Exercise aim> Lines that hold the word "name" should be located and copied.

>> begin Data lines

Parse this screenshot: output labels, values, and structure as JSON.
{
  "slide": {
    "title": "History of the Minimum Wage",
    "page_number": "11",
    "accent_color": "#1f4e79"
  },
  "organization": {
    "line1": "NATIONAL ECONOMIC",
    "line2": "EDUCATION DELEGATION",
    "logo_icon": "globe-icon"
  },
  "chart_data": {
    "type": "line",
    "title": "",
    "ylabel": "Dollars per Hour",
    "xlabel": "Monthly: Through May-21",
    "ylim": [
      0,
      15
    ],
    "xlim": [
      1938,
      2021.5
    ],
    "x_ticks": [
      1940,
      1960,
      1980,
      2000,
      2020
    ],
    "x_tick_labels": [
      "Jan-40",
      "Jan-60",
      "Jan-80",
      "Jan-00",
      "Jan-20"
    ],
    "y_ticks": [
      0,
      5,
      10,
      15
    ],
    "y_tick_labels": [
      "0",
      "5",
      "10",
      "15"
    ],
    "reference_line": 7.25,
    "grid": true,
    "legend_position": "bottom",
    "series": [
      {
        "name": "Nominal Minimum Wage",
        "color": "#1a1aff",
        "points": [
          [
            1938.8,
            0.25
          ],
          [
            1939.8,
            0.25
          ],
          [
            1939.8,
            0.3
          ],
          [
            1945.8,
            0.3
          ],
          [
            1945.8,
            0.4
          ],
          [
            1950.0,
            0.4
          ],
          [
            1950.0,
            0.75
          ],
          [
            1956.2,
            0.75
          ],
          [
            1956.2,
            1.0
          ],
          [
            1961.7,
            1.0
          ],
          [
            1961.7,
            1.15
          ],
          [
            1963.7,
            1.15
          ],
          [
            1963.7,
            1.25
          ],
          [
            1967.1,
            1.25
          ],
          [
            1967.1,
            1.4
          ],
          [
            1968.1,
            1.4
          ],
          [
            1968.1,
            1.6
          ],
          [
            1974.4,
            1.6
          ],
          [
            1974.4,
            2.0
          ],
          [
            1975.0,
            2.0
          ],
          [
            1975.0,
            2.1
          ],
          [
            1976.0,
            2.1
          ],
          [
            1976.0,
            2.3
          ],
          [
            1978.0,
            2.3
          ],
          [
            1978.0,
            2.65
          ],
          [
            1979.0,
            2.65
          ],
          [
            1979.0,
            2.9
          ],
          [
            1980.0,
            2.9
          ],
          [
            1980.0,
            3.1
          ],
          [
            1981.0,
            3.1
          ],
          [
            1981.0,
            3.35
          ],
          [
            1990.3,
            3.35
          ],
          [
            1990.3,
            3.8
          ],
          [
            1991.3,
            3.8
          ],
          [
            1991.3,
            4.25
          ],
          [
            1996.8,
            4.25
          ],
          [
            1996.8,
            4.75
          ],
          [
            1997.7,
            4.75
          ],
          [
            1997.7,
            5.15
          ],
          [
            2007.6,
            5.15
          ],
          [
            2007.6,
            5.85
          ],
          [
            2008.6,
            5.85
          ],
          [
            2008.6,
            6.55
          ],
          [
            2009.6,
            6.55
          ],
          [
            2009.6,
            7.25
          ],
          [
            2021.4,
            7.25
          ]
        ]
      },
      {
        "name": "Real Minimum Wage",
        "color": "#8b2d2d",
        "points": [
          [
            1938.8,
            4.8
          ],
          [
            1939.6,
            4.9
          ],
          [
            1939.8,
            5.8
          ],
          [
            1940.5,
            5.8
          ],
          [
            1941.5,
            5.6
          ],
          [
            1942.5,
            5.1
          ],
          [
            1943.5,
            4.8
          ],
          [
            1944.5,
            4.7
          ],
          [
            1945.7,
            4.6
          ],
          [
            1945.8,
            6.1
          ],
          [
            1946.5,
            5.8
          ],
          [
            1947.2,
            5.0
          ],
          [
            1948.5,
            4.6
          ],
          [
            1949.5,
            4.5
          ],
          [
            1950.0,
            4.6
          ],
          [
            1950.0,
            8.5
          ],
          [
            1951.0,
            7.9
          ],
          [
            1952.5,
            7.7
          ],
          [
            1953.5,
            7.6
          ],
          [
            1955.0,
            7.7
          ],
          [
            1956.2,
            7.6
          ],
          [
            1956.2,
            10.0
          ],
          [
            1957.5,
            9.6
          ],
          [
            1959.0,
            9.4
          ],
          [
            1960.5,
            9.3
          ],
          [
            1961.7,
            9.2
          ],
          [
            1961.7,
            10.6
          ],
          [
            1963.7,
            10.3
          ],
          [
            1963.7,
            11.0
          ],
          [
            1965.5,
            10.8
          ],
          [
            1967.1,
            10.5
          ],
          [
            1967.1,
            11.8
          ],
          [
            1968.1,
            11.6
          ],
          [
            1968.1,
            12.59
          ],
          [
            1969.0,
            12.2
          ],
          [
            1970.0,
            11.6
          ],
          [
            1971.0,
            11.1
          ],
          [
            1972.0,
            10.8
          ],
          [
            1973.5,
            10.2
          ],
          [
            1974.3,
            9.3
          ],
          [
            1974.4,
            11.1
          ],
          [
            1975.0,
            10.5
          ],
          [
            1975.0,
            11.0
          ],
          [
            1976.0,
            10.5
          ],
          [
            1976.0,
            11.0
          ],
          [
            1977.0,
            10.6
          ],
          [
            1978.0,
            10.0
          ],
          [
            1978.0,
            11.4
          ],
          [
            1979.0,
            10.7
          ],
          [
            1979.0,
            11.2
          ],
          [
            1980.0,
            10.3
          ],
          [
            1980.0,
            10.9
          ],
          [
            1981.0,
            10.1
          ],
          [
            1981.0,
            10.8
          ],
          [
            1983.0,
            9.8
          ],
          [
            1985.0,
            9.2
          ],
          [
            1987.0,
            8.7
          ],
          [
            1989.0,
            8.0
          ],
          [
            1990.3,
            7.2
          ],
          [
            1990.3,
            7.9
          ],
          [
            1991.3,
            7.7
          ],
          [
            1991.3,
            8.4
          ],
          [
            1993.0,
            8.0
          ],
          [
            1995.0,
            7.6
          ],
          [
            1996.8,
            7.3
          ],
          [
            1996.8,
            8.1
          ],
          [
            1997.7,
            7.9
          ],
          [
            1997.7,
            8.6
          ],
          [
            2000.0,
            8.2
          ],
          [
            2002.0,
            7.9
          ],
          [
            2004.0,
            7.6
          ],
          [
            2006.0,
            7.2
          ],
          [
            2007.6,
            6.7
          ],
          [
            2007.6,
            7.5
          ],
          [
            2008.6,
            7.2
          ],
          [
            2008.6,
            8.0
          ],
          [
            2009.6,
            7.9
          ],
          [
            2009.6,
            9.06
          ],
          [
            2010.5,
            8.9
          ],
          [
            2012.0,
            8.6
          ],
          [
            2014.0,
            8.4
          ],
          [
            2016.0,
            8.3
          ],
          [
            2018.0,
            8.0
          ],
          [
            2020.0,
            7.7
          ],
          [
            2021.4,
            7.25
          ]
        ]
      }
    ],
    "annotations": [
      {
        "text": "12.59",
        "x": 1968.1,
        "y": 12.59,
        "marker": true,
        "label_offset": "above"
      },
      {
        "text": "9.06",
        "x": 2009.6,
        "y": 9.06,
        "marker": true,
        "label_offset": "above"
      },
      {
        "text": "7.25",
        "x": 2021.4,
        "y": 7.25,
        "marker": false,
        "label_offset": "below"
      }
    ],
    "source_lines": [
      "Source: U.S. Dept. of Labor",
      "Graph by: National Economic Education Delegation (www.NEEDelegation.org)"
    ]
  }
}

>> end Data lines

Written reply>
        "name": "Nominal Minimum Wage",
        "name": "Real Minimum Wage",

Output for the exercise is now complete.